• Goal: Of the lines in the listing, how many include the string "Math"? Write the number and nothing else.

-- Material for the task start --

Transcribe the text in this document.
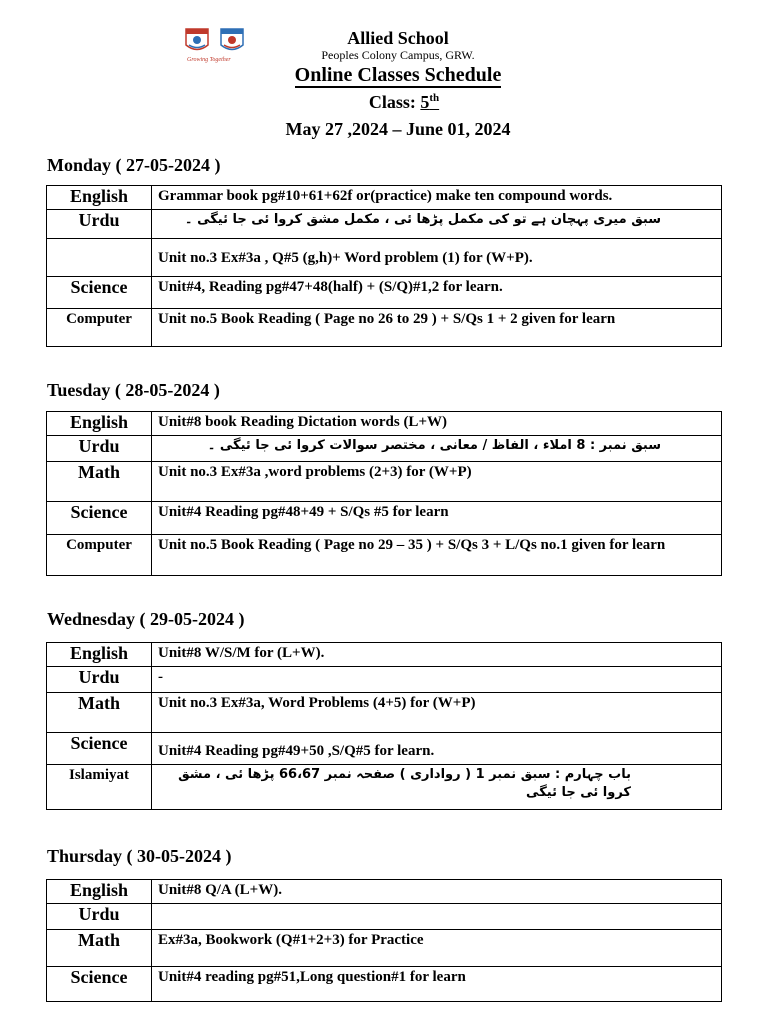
Growing Together
Allied School
Peoples Colony Campus, GRW.
Online Classes Schedule
Class: 5th
May 27 ,2024 – June 01, 2024
Monday ( 27-05-2024 )
English	Grammar book pg#10+61+62f or(practice) make ten compound words.
Urdu	سبق میری پہچان ہے تو کی مکمل پڑھا ئی ، مکمل مشق کروا ئی جا ئیگی ۔
	Unit no.3 Ex#3a , Q#5 (g,h)+ Word problem (1) for (W+P).
Science	Unit#4, Reading pg#47+48(half) + (S/Q)#1,2 for learn.
Computer	Unit no.5 Book Reading ( Page no 26 to 29 ) + S/Qs 1 + 2 given for learn
Tuesday ( 28-05-2024 )
English	Unit#8 book Reading Dictation words (L+W)
Urdu	سبق نمبر : 8 املاء ، الفاظ / معانی ، مختصر سوالات کروا ئی جا ئیگی ۔
Math	Unit no.3 Ex#3a ,word problems (2+3) for (W+P)
Science	Unit#4 Reading pg#48+49 + S/Qs #5 for learn
Computer	Unit no.5 Book Reading ( Page no 29 – 35 ) + S/Qs 3 + L/Qs no.1 given for learn
Wednesday ( 29-05-2024 )
English	Unit#8 W/S/M for (L+W).
Urdu	-
Math	Unit no.3 Ex#3a, Word Problems (4+5) for (W+P)
Science	Unit#4 Reading pg#49+50 ,S/Q#5 for learn.
Islamiyat	باب چہارم : سبق نمبر 1 ( رواداری ) صفحہ نمبر 66،67 پڑھا ئی ، مشق کروا ئی جا ئیگی
Thursday ( 30-05-2024 )
English	Unit#8 Q/A (L+W).
Urdu	
Math	Ex#3a, Bookwork (Q#1+2+3) for Practice
Science	Unit#4 reading pg#51,Long question#1 for learn
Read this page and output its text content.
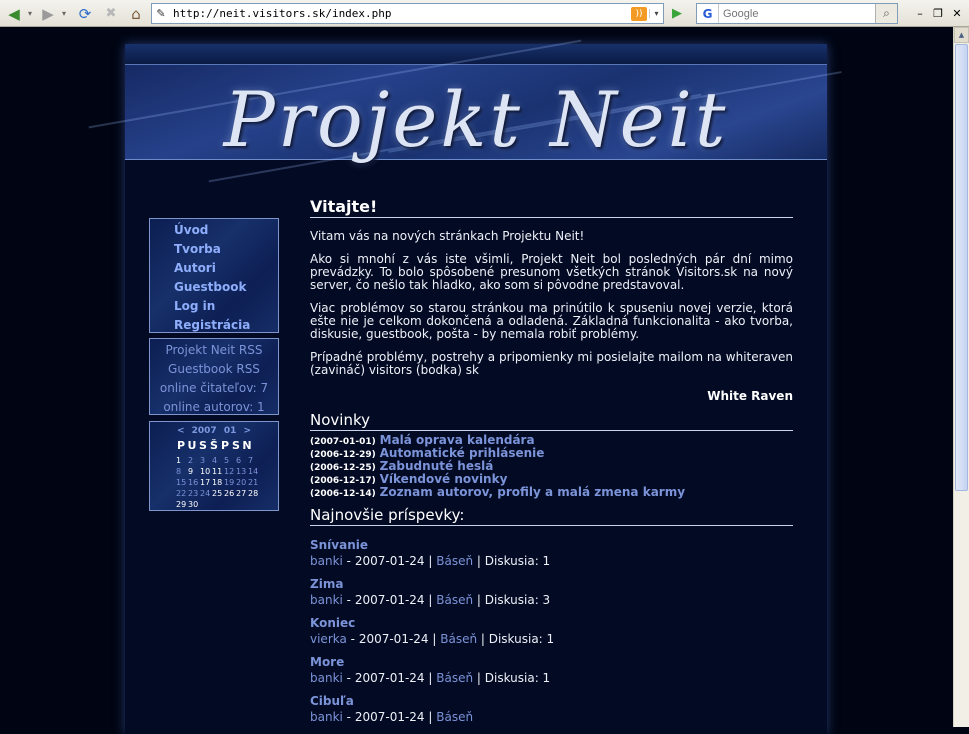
◀	▾ ▶	▾ ⟳	✖ ⌂	✎ http://neit.visitors.sk/index.php	))	▾	▶	G
Google	⌕	– ❐ ✕
▲
Projekt Neit
Úvod
Tvorba
Autori
Guestbook
Log in
Registrácia
Projekt Neit RSS
Guestbook RSS
online čitateľov: 7
online autorov: 1
< 2007 01 >
P U S Š P S N
1 2 3 4 5 6 7
8 9 10 11 12 13 14
15 16 17 18 19 20 21
22 23 24 25 26 27 28
29 30
Vitajte!

Vitam vás na nových stránkach Projektu Neit!

Ako si mnohí z vás iste všimli, Projekt Neit bol posledných pár dní mimo prevádzky. To bolo spôsobené presunom všetkých stránok Visitors.sk na nový server, čo nešlo tak hladko, ako som si pôvodne predstavoval.

Viac problémov so starou stránkou ma prinútilo k spuseniu novej verzie, ktorá ešte nie je celkom dokončená a odladená. Základná funkcionalita - ako tvorba, diskusie, guestbook, pošta - by nemala robiť problémy.

Prípadné problémy, postrehy a pripomienky mi posielajte mailom na whiteraven (zavináč) visitors (bodka) sk

White Raven
Novinky
(2007-01-01) Malá oprava kalendára
(2006-12-29) Automatické prihlásenie
(2006-12-25) Zabudnuté heslá
(2006-12-17) Víkendové novinky
(2006-12-14) Zoznam autorov, profily a malá zmena karmy
Najnovšie príspevky:
Snívanie
banki - 2007-01-24 | Báseň | Diskusia: 1
Zima
banki - 2007-01-24 | Báseň | Diskusia: 3
Koniec
vierka - 2007-01-24 | Báseň | Diskusia: 1
More
banki - 2007-01-24 | Báseň | Diskusia: 1
Cibuľa
banki - 2007-01-24 | Báseň
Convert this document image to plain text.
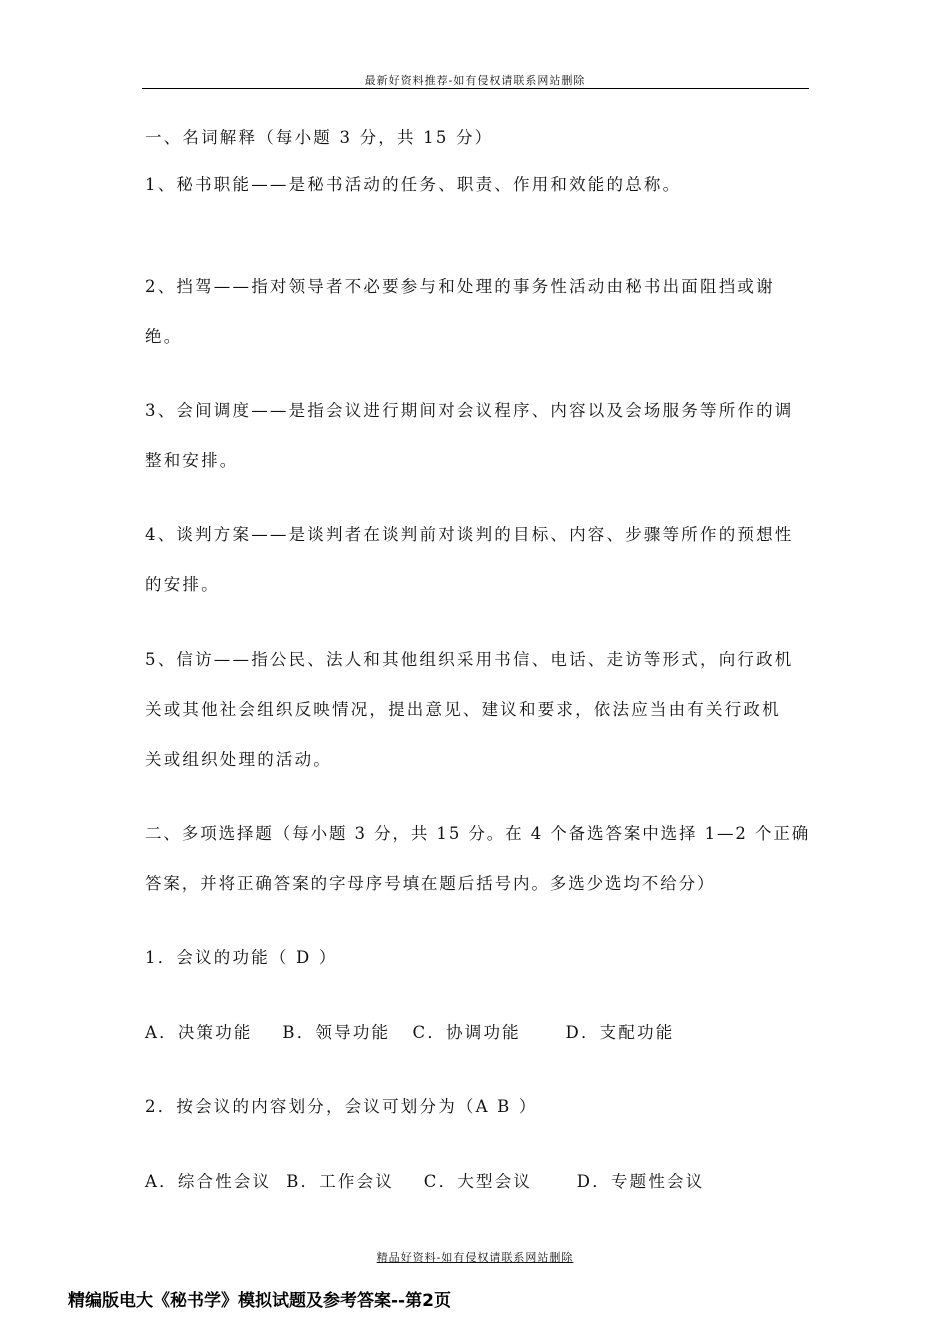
最新好资料推荐-如有侵权请联系网站删除
一、名词解释（每小题 3 分，共 15 分）
1、秘书职能——是秘书活动的任务、职责、作用和效能的总称。
2、挡驾——指对领导者不必要参与和处理的事务性活动由秘书出面阻挡或谢
绝。
3、会间调度——是指会议进行期间对会议程序、内容以及会场服务等所作的调
整和安排。
4、谈判方案——是谈判者在谈判前对谈判的目标、内容、步骤等所作的预想性
的安排。
5、信访——指公民、法人和其他组织采用书信、电话、走访等形式，向行政机
关或其他社会组织反映情况，提出意见、建议和要求，依法应当由有关行政机
关或组织处理的活动。
二、多项选择题（每小题 3 分，共 15 分。在 4 个备选答案中选择 1—2 个正确
答案，并将正确答案的字母序号填在题后括号内。多选少选均不给分）
1．会议的功能（ D ）
A．决策功能    B．领导功能   C．协调功能      D．支配功能
2．按会议的内容划分，会议可划分为（A B ）
A．综合性会议  B．工作会议    C．大型会议      D．专题性会议
精品好资料-如有侵权请联系网站删除
精编版电大《秘书学》模拟试题及参考答案--第2页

-- Material for the task end --

• Output: 3